Collected data

□ □ □

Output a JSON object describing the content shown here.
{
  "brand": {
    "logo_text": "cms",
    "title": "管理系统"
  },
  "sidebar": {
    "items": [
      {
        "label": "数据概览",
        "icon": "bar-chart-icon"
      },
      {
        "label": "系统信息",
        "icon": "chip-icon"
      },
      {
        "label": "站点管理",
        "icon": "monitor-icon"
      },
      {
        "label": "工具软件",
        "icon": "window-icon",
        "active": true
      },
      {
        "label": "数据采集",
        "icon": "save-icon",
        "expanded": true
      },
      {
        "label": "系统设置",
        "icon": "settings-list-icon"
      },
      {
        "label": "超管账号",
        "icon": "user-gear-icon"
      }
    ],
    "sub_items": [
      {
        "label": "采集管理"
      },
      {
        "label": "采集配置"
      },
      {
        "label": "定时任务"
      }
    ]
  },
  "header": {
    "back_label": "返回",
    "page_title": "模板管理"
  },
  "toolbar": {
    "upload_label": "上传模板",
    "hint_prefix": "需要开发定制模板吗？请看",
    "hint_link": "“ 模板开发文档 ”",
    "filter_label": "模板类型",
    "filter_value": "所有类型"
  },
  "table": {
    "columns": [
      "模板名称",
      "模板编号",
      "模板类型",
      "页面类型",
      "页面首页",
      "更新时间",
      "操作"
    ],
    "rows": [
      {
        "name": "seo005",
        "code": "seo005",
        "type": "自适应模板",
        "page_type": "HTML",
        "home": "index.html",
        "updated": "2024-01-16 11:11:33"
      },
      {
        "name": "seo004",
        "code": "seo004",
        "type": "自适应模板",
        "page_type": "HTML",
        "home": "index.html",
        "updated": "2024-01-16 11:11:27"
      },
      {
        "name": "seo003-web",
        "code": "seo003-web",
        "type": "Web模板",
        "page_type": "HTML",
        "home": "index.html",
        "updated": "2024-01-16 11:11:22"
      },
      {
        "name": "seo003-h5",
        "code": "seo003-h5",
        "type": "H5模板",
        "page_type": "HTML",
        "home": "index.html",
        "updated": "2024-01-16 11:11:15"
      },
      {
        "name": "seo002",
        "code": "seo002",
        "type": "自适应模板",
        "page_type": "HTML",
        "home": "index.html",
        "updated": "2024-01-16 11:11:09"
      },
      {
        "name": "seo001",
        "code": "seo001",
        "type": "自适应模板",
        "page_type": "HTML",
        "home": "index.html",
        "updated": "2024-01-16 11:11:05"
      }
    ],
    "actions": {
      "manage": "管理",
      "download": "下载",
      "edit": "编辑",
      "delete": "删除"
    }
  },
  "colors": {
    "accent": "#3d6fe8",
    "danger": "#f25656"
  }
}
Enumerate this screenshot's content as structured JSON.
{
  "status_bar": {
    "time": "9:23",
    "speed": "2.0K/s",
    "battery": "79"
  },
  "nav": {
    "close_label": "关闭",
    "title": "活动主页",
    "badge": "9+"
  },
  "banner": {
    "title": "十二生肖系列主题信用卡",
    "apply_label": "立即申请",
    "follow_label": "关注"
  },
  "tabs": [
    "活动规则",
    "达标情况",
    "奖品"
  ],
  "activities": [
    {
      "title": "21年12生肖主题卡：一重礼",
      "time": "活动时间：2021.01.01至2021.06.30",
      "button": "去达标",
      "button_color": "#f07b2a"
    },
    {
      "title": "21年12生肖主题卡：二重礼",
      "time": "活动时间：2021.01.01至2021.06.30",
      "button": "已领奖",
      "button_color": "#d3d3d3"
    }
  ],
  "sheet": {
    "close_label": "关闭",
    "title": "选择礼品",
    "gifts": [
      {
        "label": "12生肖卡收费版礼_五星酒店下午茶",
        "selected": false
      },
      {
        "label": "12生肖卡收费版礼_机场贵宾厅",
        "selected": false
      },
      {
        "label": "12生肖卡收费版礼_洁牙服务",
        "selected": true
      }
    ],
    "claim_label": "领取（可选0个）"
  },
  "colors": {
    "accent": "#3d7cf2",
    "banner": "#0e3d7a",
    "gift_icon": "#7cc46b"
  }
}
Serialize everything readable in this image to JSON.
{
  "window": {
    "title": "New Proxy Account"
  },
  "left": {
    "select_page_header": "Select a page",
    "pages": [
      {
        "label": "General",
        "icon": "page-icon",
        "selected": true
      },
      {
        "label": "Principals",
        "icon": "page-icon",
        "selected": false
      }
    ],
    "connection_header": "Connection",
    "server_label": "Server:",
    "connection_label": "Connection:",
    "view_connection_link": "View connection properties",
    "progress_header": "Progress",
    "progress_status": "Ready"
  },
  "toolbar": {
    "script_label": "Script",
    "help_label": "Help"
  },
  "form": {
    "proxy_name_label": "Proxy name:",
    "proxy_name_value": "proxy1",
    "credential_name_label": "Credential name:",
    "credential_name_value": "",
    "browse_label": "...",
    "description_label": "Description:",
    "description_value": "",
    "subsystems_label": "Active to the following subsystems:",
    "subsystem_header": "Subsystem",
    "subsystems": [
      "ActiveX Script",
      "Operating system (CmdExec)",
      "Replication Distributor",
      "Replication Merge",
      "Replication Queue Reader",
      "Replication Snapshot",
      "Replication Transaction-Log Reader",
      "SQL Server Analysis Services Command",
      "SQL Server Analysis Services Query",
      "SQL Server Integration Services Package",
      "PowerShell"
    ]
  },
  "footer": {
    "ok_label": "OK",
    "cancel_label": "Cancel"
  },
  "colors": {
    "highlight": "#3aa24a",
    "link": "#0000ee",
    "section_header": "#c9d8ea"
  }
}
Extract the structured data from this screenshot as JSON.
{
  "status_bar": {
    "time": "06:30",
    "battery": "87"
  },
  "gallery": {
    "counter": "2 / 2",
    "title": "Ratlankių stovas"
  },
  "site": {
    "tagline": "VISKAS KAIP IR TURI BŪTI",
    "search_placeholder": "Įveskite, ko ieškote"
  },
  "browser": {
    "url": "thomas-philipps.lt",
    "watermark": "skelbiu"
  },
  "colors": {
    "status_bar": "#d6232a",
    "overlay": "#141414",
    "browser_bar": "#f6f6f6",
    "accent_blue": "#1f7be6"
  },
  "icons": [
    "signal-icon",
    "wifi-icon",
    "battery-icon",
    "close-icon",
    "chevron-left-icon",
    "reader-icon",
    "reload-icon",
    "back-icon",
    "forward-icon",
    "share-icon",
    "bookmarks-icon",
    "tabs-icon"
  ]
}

□ □ □

* Exercise brief *
Locate the word "this" in the records above, and return each line that has it.

* Result below *
Enumerate this screenshot's content as structured JSON.
Serialize everything readable in this image to JSON.
Extract the structured data from this screenshot as JSON.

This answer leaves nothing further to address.